Data items »
——
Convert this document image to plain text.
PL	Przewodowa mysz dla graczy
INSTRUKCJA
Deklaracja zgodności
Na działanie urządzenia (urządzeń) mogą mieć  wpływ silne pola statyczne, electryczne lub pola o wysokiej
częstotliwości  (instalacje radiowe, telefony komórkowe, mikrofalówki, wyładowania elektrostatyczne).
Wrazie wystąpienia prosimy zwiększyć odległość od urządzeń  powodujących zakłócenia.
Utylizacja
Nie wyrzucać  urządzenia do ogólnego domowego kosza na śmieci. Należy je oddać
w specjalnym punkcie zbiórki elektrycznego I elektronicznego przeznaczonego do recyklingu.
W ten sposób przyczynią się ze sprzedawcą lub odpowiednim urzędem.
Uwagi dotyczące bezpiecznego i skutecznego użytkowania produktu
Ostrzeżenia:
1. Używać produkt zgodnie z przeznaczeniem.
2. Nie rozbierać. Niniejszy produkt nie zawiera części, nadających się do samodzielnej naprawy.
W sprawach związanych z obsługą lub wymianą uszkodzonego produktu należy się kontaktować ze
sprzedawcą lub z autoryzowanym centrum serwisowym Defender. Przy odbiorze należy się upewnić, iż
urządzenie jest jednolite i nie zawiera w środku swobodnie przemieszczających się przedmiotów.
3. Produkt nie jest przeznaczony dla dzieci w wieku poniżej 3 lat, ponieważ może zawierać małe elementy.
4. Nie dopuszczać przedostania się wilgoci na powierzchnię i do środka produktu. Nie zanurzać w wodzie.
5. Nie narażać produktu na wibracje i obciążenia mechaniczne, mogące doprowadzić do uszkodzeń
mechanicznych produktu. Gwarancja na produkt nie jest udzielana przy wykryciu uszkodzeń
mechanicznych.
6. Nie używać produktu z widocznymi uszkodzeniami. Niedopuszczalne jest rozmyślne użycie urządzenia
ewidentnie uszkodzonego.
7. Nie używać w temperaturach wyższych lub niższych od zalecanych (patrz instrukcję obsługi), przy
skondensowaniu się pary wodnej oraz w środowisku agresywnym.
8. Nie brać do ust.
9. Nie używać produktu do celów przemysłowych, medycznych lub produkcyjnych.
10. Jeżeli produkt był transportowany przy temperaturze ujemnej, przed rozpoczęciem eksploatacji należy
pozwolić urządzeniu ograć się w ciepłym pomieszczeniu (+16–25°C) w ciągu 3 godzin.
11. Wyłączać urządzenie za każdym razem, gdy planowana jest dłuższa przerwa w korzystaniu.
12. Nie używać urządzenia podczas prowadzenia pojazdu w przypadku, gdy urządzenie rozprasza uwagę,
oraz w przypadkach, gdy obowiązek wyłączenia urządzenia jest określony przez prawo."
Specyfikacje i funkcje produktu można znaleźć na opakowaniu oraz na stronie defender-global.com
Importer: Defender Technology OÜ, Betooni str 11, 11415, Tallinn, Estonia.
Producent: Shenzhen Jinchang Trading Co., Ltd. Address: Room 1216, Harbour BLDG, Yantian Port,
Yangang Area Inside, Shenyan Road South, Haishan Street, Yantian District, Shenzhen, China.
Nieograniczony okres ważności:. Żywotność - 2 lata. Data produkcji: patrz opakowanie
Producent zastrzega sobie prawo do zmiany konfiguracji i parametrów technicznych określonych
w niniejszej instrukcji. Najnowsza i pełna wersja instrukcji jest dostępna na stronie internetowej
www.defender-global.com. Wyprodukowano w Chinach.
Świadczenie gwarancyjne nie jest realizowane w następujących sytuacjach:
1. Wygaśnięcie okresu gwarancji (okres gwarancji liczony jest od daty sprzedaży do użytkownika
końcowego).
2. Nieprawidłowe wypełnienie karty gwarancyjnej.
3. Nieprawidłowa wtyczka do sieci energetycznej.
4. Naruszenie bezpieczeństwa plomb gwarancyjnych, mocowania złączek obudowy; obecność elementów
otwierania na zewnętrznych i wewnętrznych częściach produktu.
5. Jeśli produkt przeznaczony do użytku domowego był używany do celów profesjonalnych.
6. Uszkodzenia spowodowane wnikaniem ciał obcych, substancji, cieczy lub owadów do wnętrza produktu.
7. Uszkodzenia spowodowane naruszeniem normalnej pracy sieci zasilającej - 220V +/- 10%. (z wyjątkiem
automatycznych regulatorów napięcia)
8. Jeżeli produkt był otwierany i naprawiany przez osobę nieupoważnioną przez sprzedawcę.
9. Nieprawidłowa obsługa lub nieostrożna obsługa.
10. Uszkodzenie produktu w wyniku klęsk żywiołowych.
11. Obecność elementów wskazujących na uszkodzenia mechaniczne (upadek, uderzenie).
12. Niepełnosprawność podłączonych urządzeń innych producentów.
——
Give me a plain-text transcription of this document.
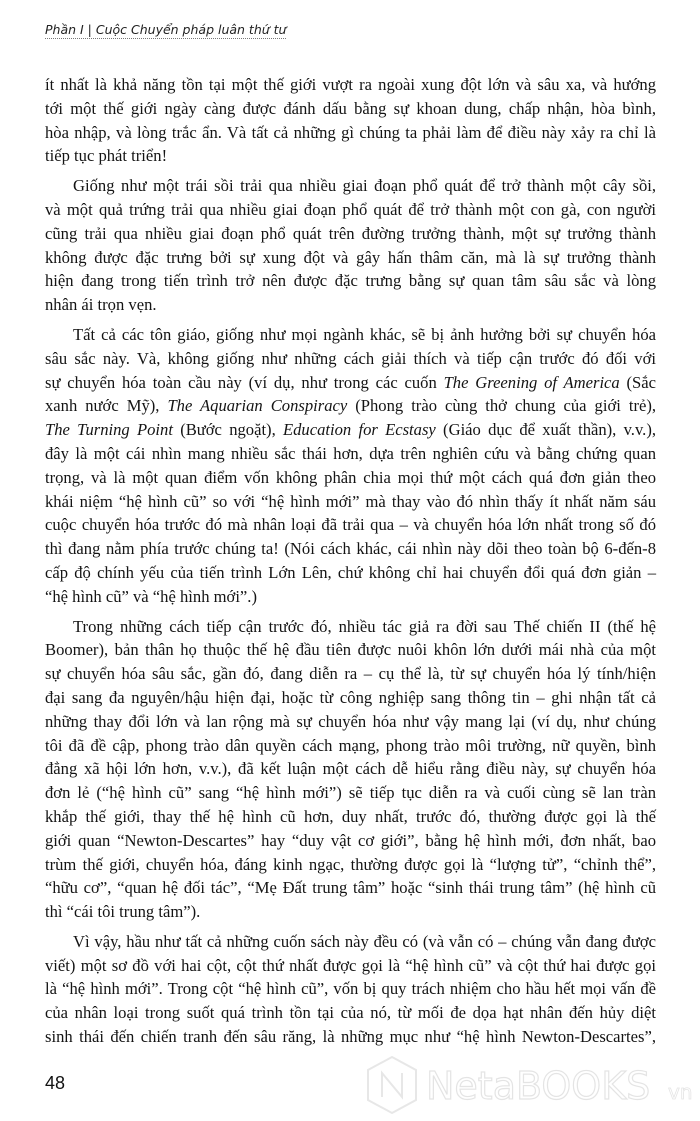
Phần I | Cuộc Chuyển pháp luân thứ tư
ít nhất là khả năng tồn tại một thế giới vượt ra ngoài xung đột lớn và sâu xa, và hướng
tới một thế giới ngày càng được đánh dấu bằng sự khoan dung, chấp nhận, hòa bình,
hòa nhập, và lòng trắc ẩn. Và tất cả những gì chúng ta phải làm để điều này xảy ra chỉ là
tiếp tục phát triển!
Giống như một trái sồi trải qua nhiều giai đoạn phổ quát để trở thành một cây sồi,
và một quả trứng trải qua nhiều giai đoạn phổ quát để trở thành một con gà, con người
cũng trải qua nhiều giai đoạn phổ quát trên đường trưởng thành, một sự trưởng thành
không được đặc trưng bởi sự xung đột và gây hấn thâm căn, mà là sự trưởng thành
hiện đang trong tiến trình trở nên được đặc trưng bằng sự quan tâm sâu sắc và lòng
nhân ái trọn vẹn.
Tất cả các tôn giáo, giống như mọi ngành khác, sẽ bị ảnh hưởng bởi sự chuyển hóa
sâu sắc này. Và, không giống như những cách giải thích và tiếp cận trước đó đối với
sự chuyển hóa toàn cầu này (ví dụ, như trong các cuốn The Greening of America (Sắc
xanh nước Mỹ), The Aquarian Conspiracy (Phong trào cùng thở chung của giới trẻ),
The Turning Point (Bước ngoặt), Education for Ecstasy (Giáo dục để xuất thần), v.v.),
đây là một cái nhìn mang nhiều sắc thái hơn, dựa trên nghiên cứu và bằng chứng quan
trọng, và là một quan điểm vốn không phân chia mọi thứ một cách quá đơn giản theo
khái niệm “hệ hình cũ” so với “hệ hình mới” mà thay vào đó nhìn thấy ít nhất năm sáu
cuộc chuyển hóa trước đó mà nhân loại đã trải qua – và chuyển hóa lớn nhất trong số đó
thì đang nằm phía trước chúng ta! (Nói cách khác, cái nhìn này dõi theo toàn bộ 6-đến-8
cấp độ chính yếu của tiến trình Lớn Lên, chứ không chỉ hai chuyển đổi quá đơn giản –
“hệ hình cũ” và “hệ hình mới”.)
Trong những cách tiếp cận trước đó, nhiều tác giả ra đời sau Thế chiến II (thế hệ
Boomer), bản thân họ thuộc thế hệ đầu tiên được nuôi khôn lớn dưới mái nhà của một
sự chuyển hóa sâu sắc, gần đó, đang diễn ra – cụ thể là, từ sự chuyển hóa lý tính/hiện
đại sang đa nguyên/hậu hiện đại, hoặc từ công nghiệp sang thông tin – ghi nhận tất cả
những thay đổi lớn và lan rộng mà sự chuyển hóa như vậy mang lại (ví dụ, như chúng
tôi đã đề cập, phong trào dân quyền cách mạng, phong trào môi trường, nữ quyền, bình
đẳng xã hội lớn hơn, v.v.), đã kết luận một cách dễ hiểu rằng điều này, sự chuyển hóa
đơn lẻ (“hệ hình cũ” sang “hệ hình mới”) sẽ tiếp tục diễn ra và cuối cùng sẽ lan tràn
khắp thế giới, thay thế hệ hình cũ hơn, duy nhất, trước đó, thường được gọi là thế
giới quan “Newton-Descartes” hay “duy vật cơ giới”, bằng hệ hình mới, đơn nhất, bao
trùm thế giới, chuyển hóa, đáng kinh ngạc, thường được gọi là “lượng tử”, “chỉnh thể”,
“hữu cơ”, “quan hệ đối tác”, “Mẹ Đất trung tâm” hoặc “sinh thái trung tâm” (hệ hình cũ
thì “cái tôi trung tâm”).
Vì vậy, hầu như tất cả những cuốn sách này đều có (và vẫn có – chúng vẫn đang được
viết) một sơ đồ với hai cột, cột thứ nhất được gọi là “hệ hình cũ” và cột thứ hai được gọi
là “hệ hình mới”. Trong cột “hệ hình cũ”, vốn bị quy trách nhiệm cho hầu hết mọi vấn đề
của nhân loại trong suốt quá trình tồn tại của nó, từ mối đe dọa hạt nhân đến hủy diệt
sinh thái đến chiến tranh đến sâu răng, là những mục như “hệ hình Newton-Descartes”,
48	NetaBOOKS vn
——
WHAT YOU HAVE TO DO » Gather all the lines that include the word "oraz" and copy them out.

RESPONSE TO THIS EXERCISE »
skondensowaniu się pary wodnej oraz w środowisku agresywnym.
oraz w przypadkach, gdy obowiązek wyłączenia urządzenia jest określony przez prawo."
Specyfikacje i funkcje produktu można znaleźć na opakowaniu oraz na stronie defender-global.com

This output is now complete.